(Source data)
--- START ---
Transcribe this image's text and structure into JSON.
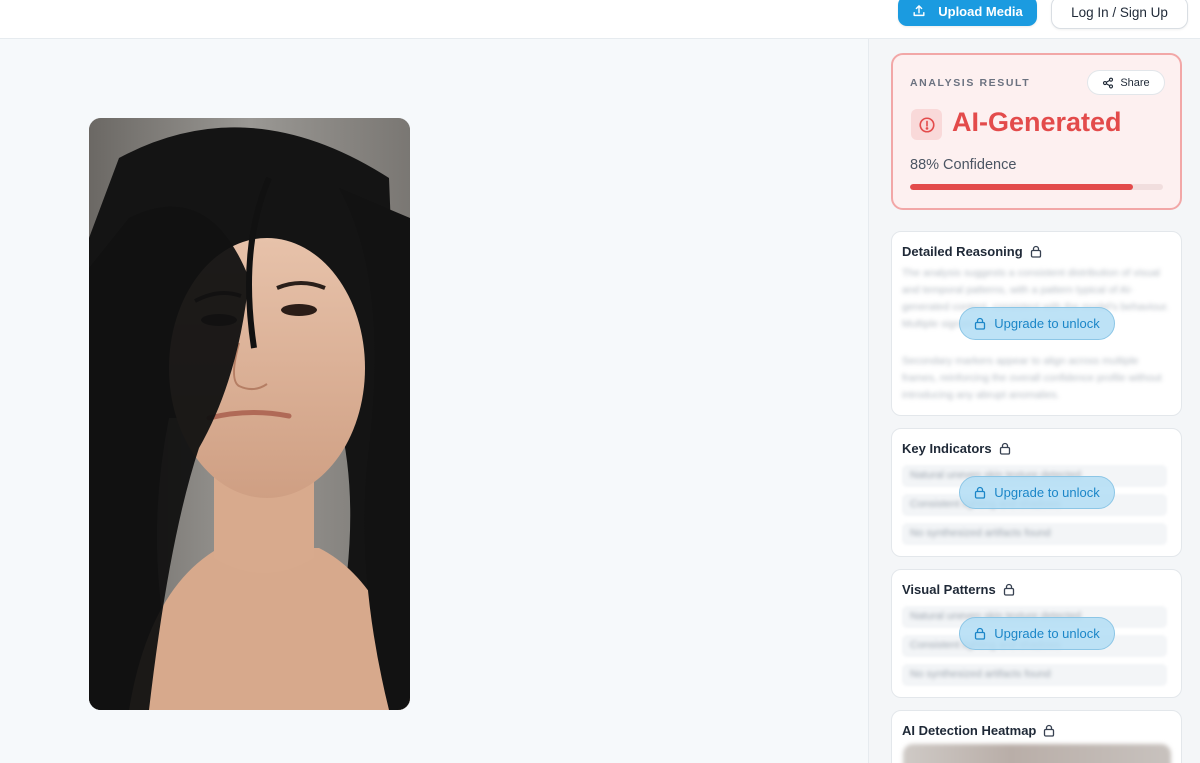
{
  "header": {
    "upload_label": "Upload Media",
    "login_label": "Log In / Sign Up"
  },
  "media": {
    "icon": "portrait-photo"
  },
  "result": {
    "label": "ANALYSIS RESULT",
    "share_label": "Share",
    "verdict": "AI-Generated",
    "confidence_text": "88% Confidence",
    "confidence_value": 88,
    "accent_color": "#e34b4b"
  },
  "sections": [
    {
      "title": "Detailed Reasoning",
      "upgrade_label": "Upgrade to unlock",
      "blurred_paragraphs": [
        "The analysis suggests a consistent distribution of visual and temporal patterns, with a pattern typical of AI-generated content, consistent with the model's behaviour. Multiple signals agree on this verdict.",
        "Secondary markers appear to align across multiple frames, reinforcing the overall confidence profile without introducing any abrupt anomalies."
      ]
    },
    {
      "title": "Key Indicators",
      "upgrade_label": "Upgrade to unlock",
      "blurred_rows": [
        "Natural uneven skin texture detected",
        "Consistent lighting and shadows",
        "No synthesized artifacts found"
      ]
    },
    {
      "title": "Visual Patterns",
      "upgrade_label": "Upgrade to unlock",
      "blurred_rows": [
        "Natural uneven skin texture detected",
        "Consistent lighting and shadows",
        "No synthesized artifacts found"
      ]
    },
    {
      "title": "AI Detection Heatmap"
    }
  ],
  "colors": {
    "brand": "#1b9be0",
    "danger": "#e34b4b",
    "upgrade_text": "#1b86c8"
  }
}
--- END ---
--- START ---
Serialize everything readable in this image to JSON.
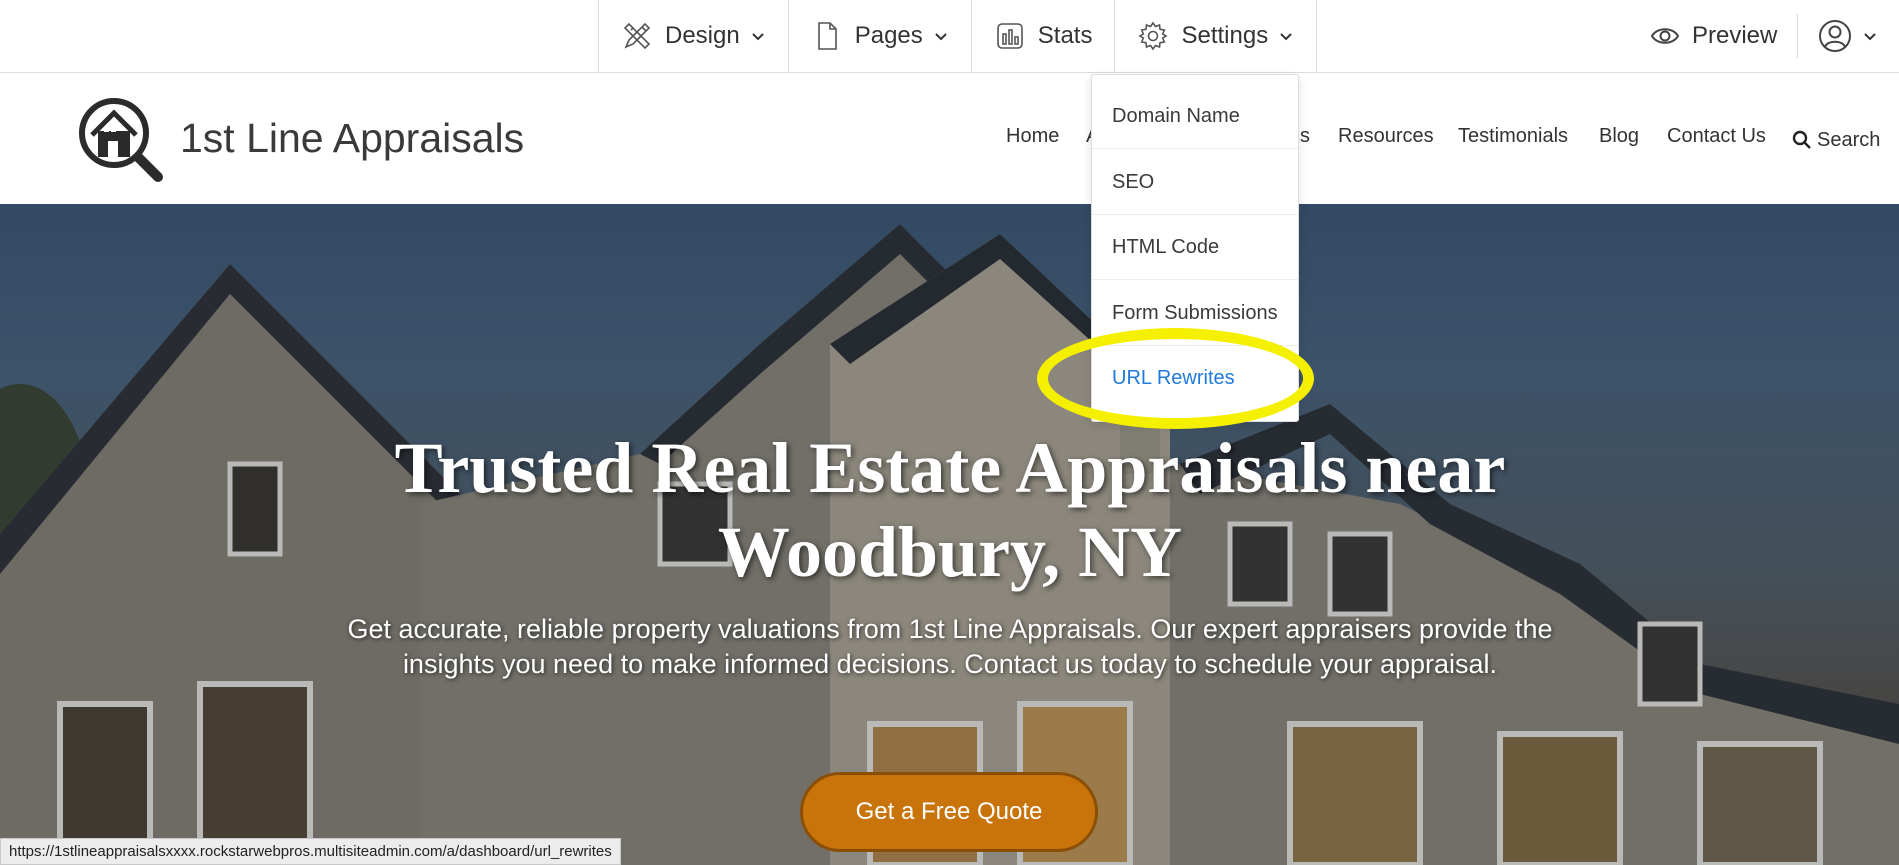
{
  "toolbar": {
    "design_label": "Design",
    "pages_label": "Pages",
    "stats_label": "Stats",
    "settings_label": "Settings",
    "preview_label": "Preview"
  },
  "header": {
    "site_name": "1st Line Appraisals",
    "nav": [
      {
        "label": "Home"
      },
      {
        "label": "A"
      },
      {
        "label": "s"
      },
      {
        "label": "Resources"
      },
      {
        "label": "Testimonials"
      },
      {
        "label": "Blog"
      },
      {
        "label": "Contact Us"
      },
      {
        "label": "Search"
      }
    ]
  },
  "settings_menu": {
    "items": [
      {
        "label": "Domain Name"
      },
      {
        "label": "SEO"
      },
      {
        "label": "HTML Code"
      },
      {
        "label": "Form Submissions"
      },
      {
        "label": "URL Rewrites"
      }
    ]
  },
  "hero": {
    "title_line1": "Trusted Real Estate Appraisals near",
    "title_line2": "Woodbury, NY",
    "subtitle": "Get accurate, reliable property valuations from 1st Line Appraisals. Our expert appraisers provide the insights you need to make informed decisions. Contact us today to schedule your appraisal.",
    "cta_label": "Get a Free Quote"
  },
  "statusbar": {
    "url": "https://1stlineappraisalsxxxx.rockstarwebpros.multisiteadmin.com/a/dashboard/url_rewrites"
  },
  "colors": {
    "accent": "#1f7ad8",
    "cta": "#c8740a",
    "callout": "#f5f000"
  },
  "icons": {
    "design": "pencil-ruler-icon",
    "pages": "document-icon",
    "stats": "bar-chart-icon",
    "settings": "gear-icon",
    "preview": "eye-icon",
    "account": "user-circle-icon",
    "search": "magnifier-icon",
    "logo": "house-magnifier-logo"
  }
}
--- END ---
WHAT THIS TASK INVOLVES:
Determine the number of lines containing "verdict". Write only that number.

EXERCISE OUTPUT:
2